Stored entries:
● ● ● ● ●

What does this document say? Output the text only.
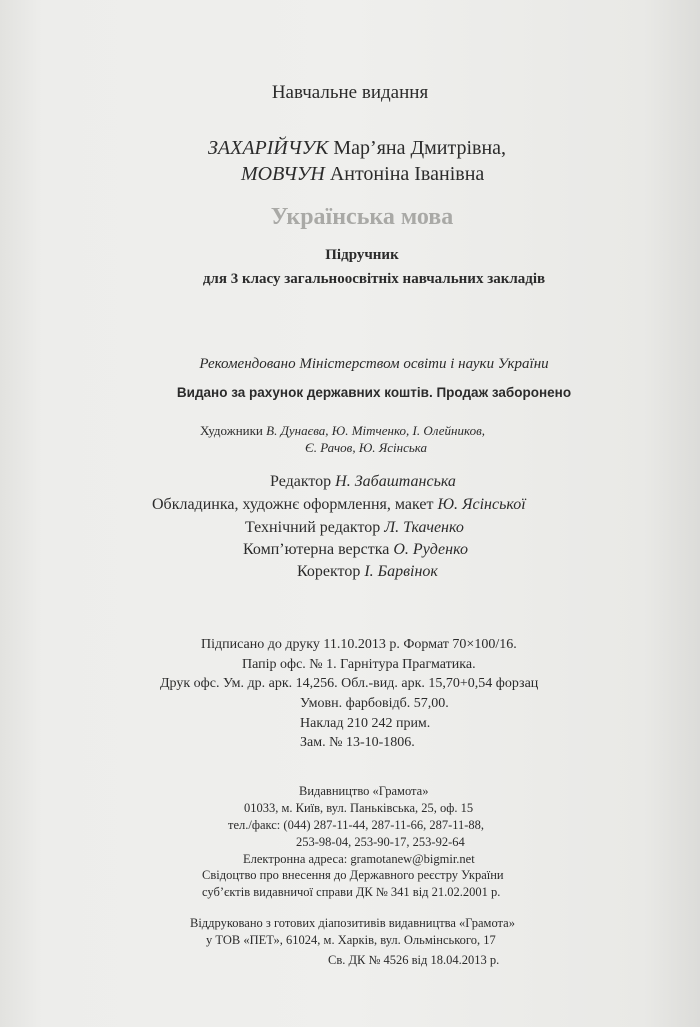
Навчальне видання
ЗАХАРІЙЧУК Мар’яна Дмитрівна,
МОВЧУН Антоніна Іванівна
Українська мова
Підручник
для 3 класу загальноосвітніх навчальних закладів
Рекомендовано Міністерством освіти і науки України
Видано за рахунок державних коштів. Продаж заборонено
Художники В. Дунаєва, Ю. Мітченко, І. Олейников,
Є. Рачов, Ю. Ясінська
Редактор Н. Забаштанська
Обкладинка, художнє оформлення, макет Ю. Ясінської
Технічний редактор Л. Ткаченко
Комп’ютерна верстка О. Руденко
Коректор І. Барвінок
Підписано до друку 11.10.2013 р. Формат 70×100/16.
Папір офс. № 1. Гарнітура Прагматика.
Друк офс. Ум. др. арк. 14,256. Обл.-вид. арк. 15,70+0,54 форзац
Умовн. фарбовідб. 57,00.
Наклад 210 242 прим.
Зам. № 13-10-1806.
Видавництво «Грамота»
01033, м. Київ, вул. Паньківська, 25, оф. 15
тел./факс: (044) 287-11-44, 287-11-66, 287-11-88,
253-98-04, 253-90-17, 253-92-64
Електронна адреса: gramotanew@bigmir.net
Свідоцтво про внесення до Державного реєстру України
суб’єктів видавничої справи ДК № 341 від 21.02.2001 р.
Віддруковано з готових діапозитивів видавництва «Грамота»
у ТОВ «ПЕТ», 61024, м. Харків, вул. Ольмінського, 17
Св. ДК № 4526 від 18.04.2013 р.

● ● ● ● ●

### GOAL
Tell how many lines in the records above contain "України", giving the number and no other words.

### EXERCISE RESPONSE
2